§ **What is needed**: Images appear in the records below; leave them out and repeat everything else exactly.

§ **Records for the exercise**:
# # #

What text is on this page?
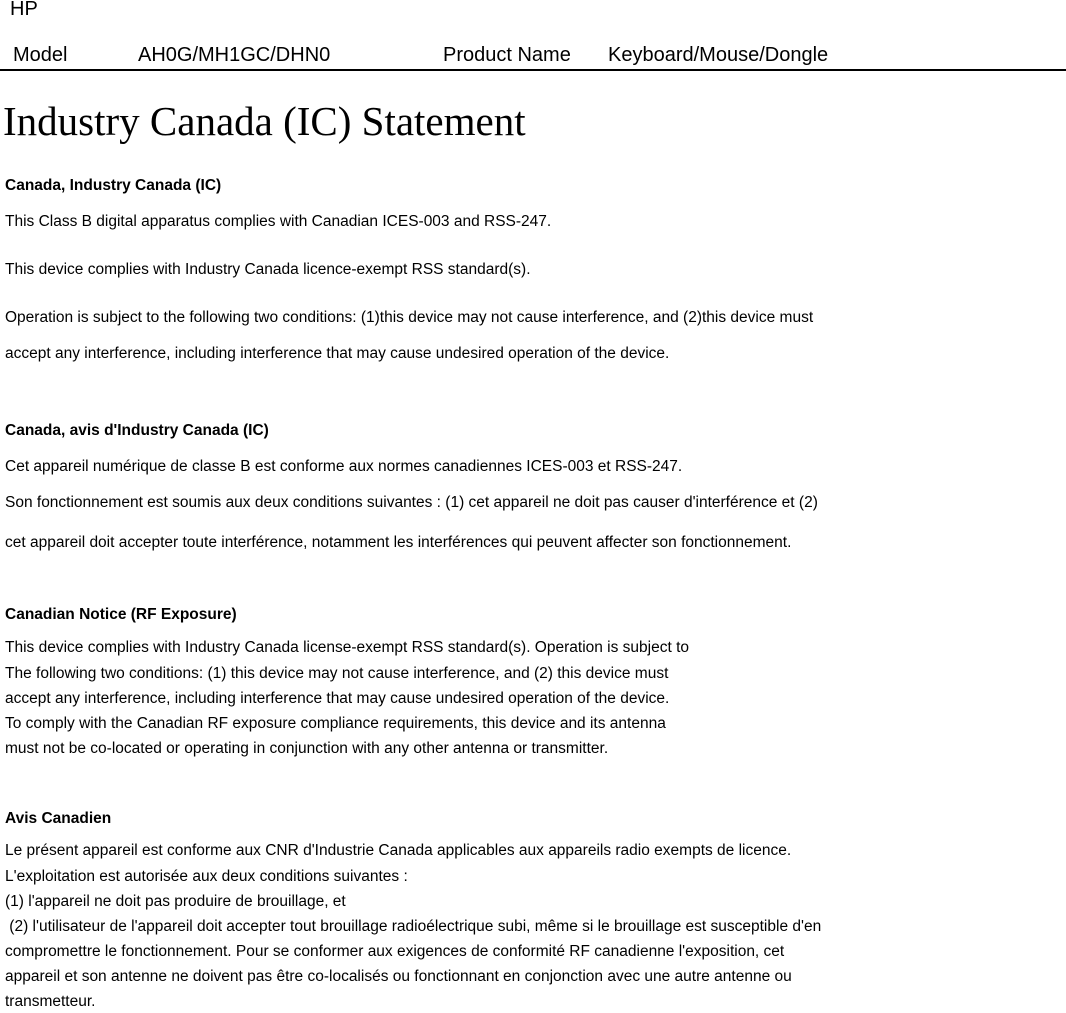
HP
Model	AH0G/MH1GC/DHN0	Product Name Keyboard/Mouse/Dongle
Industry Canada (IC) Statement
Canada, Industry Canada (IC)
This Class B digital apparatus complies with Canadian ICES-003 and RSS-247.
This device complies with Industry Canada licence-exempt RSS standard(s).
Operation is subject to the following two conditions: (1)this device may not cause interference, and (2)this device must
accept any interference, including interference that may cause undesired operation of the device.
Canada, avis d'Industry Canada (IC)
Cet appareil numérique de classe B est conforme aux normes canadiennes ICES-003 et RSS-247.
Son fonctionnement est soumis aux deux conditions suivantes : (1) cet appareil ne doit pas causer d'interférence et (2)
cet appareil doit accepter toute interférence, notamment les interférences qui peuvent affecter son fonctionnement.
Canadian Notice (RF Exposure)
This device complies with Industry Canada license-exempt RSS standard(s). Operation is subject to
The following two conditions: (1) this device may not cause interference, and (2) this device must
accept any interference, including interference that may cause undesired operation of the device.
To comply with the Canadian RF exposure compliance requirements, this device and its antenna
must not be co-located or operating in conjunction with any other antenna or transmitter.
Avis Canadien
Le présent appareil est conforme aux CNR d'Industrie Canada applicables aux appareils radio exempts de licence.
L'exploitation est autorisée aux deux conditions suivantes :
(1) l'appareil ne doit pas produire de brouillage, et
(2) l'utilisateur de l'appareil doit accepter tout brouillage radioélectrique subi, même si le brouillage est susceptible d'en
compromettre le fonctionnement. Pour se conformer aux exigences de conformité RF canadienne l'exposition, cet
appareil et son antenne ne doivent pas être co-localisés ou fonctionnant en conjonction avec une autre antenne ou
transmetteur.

# # #

§ **Correct answer**:
What text is on this page?
HP
Model	AH0G/MH1GC/DHN0	Product Name Keyboard/Mouse/Dongle
Industry Canada (IC) Statement
Canada, Industry Canada (IC)
This Class B digital apparatus complies with Canadian ICES-003 and RSS-247.
This device complies with Industry Canada licence-exempt RSS standard(s).
Operation is subject to the following two conditions: (1)this device may not cause interference, and (2)this device must
accept any interference, including interference that may cause undesired operation of the device.
Canada, avis d'Industry Canada (IC)
Cet appareil numérique de classe B est conforme aux normes canadiennes ICES-003 et RSS-247.
Son fonctionnement est soumis aux deux conditions suivantes : (1) cet appareil ne doit pas causer d'interférence et (2)
cet appareil doit accepter toute interférence, notamment les interférences qui peuvent affecter son fonctionnement.
Canadian Notice (RF Exposure)
This device complies with Industry Canada license-exempt RSS standard(s). Operation is subject to
The following two conditions: (1) this device may not cause interference, and (2) this device must
accept any interference, including interference that may cause undesired operation of the device.
To comply with the Canadian RF exposure compliance requirements, this device and its antenna
must not be co-located or operating in conjunction with any other antenna or transmitter.
Avis Canadien
Le présent appareil est conforme aux CNR d'Industrie Canada applicables aux appareils radio exempts de licence.
L'exploitation est autorisée aux deux conditions suivantes :
(1) l'appareil ne doit pas produire de brouillage, et
(2) l'utilisateur de l'appareil doit accepter tout brouillage radioélectrique subi, même si le brouillage est susceptible d'en
compromettre le fonctionnement. Pour se conformer aux exigences de conformité RF canadienne l'exposition, cet
appareil et son antenne ne doivent pas être co-localisés ou fonctionnant en conjonction avec une autre antenne ou
transmetteur.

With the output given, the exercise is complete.